* BEGIN Information supplied *

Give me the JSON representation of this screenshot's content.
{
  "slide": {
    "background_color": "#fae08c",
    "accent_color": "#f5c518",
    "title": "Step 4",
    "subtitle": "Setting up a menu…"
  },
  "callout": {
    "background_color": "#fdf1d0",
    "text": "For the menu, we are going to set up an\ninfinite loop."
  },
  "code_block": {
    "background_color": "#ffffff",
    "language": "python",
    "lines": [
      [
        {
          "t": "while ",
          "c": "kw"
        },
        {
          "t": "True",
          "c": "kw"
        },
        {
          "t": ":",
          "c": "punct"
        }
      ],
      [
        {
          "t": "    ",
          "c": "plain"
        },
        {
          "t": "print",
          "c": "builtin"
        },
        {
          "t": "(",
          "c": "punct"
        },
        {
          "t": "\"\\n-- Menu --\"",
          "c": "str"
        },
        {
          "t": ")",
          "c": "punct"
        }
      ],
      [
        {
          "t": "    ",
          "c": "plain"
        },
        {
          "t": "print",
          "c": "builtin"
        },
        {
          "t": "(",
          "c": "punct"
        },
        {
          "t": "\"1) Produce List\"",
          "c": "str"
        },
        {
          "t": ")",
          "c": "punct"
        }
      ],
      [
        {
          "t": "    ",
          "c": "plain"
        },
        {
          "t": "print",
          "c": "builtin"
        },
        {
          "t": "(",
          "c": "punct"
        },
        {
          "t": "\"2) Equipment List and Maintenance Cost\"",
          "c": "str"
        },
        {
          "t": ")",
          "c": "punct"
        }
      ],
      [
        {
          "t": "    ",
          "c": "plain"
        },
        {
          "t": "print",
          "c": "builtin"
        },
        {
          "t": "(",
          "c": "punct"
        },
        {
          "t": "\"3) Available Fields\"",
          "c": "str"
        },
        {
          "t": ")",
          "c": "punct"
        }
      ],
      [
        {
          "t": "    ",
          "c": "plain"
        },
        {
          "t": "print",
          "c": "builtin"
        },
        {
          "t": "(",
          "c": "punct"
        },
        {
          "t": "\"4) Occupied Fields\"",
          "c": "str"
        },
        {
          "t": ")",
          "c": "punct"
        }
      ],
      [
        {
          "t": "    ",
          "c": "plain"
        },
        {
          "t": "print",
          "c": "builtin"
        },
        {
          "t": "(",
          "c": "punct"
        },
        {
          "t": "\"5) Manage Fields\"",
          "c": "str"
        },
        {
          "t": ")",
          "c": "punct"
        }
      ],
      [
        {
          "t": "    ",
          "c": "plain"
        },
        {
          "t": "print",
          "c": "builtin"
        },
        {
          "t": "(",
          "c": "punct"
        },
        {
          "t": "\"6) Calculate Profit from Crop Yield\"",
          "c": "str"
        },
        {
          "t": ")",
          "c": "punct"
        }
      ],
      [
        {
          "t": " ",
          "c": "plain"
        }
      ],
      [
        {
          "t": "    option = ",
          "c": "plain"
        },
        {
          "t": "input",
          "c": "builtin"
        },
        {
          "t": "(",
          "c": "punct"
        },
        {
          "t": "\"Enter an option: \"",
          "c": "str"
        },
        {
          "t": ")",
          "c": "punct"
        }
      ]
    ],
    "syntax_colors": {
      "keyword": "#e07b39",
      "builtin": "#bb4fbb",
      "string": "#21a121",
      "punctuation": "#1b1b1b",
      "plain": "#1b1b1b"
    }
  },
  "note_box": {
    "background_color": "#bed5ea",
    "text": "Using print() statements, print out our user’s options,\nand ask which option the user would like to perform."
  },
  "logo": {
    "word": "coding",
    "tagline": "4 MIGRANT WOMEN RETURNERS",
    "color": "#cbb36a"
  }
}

* END Information supplied *

[Given task] Repeat each record in full; every line must match exactly.

[Full response]
Give me the JSON representation of this screenshot's content.
{
  "slide": {
    "background_color": "#fae08c",
    "accent_color": "#f5c518",
    "title": "Step 4",
    "subtitle": "Setting up a menu…"
  },
  "callout": {
    "background_color": "#fdf1d0",
    "text": "For the menu, we are going to set up an\ninfinite loop."
  },
  "code_block": {
    "background_color": "#ffffff",
    "language": "python",
    "lines": [
      [
        {
          "t": "while ",
          "c": "kw"
        },
        {
          "t": "True",
          "c": "kw"
        },
        {
          "t": ":",
          "c": "punct"
        }
      ],
      [
        {
          "t": "    ",
          "c": "plain"
        },
        {
          "t": "print",
          "c": "builtin"
        },
        {
          "t": "(",
          "c": "punct"
        },
        {
          "t": "\"\\n-- Menu --\"",
          "c": "str"
        },
        {
          "t": ")",
          "c": "punct"
        }
      ],
      [
        {
          "t": "    ",
          "c": "plain"
        },
        {
          "t": "print",
          "c": "builtin"
        },
        {
          "t": "(",
          "c": "punct"
        },
        {
          "t": "\"1) Produce List\"",
          "c": "str"
        },
        {
          "t": ")",
          "c": "punct"
        }
      ],
      [
        {
          "t": "    ",
          "c": "plain"
        },
        {
          "t": "print",
          "c": "builtin"
        },
        {
          "t": "(",
          "c": "punct"
        },
        {
          "t": "\"2) Equipment List and Maintenance Cost\"",
          "c": "str"
        },
        {
          "t": ")",
          "c": "punct"
        }
      ],
      [
        {
          "t": "    ",
          "c": "plain"
        },
        {
          "t": "print",
          "c": "builtin"
        },
        {
          "t": "(",
          "c": "punct"
        },
        {
          "t": "\"3) Available Fields\"",
          "c": "str"
        },
        {
          "t": ")",
          "c": "punct"
        }
      ],
      [
        {
          "t": "    ",
          "c": "plain"
        },
        {
          "t": "print",
          "c": "builtin"
        },
        {
          "t": "(",
          "c": "punct"
        },
        {
          "t": "\"4) Occupied Fields\"",
          "c": "str"
        },
        {
          "t": ")",
          "c": "punct"
        }
      ],
      [
        {
          "t": "    ",
          "c": "plain"
        },
        {
          "t": "print",
          "c": "builtin"
        },
        {
          "t": "(",
          "c": "punct"
        },
        {
          "t": "\"5) Manage Fields\"",
          "c": "str"
        },
        {
          "t": ")",
          "c": "punct"
        }
      ],
      [
        {
          "t": "    ",
          "c": "plain"
        },
        {
          "t": "print",
          "c": "builtin"
        },
        {
          "t": "(",
          "c": "punct"
        },
        {
          "t": "\"6) Calculate Profit from Crop Yield\"",
          "c": "str"
        },
        {
          "t": ")",
          "c": "punct"
        }
      ],
      [
        {
          "t": " ",
          "c": "plain"
        }
      ],
      [
        {
          "t": "    option = ",
          "c": "plain"
        },
        {
          "t": "input",
          "c": "builtin"
        },
        {
          "t": "(",
          "c": "punct"
        },
        {
          "t": "\"Enter an option: \"",
          "c": "str"
        },
        {
          "t": ")",
          "c": "punct"
        }
      ]
    ],
    "syntax_colors": {
      "keyword": "#e07b39",
      "builtin": "#bb4fbb",
      "string": "#21a121",
      "punctuation": "#1b1b1b",
      "plain": "#1b1b1b"
    }
  },
  "note_box": {
    "background_color": "#bed5ea",
    "text": "Using print() statements, print out our user’s options,\nand ask which option the user would like to perform."
  },
  "logo": {
    "word": "coding",
    "tagline": "4 MIGRANT WOMEN RETURNERS",
    "color": "#cbb36a"
  }
}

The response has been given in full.